Start Information shown
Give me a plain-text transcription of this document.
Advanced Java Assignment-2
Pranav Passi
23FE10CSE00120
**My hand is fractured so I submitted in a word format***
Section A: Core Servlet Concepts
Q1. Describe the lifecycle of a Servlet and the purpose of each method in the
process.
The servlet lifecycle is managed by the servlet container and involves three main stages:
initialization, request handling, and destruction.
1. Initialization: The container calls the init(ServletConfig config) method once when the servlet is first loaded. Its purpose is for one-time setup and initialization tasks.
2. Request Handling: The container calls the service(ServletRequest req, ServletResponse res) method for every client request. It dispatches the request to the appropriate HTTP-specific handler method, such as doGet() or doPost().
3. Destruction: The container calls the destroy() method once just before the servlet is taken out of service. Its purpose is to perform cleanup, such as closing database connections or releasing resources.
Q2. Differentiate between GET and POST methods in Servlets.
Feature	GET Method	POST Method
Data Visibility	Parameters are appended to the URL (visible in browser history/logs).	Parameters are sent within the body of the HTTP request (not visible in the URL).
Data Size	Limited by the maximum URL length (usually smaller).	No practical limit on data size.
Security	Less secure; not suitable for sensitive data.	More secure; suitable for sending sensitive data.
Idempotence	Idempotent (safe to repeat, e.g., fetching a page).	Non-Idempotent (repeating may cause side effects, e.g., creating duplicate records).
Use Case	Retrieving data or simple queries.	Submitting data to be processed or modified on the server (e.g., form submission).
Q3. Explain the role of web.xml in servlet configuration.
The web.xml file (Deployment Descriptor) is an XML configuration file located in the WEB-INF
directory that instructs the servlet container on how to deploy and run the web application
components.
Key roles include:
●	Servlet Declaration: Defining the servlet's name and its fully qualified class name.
End Information shown
→ **Required work**
Write down every line of the data above that includes the string "initialization".

→ **Full answer**
initialization, request handling, and destruction.
1. Initialization: The container calls the init(ServletConfig config) method once when the servlet is first loaded. Its purpose is for one-time setup and initialization tasks.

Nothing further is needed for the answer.